**EXERCISE INPUT**
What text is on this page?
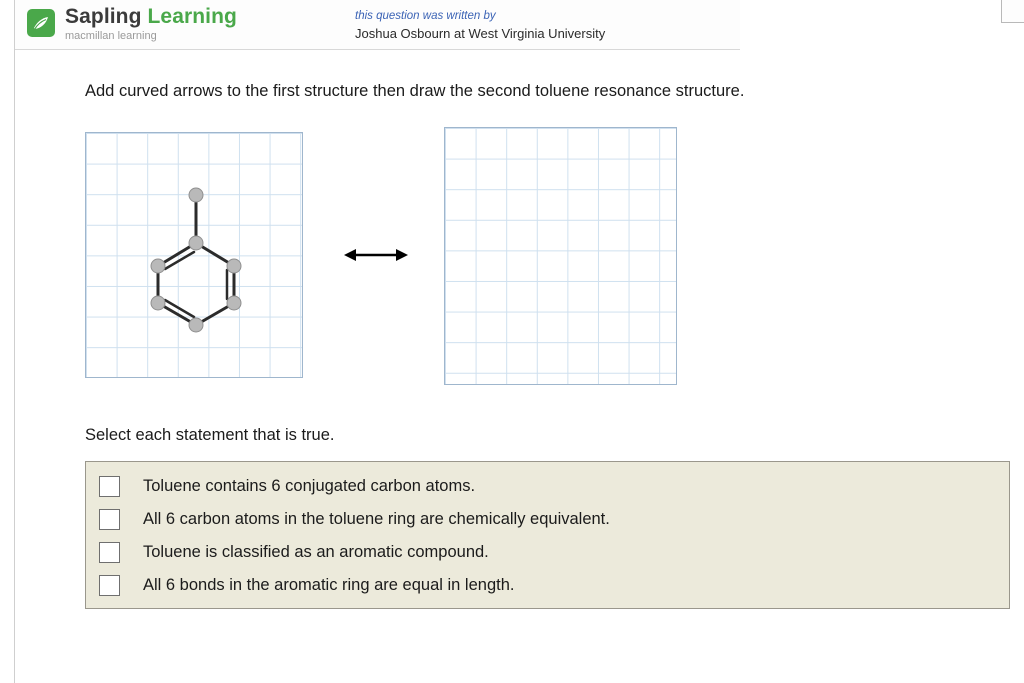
Sapling Learning
macmillan learning
this question was written by
Joshua Osbourn at West Virginia University
Add curved arrows to the first structure then draw the second toluene resonance structure.
Select each statement that is true.
Toluene contains 6 conjugated carbon atoms.
All 6 carbon atoms in the toluene ring are chemically equivalent.
Toluene is classified as an aromatic compound.
All 6 bonds in the aromatic ring are equal in length.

**WHAT THE TASK REQUIRES**
Retype all of the entries exactly as written, leaving out any images.

**ANSWER FOR THE TASK**
What text is on this page?
Sapling Learning
macmillan learning
this question was written by
Joshua Osbourn at West Virginia University
Add curved arrows to the first structure then draw the second toluene resonance structure.
Select each statement that is true.
Toluene contains 6 conjugated carbon atoms.
All 6 carbon atoms in the toluene ring are chemically equivalent.
Toluene is classified as an aromatic compound.
All 6 bonds in the aromatic ring are equal in length.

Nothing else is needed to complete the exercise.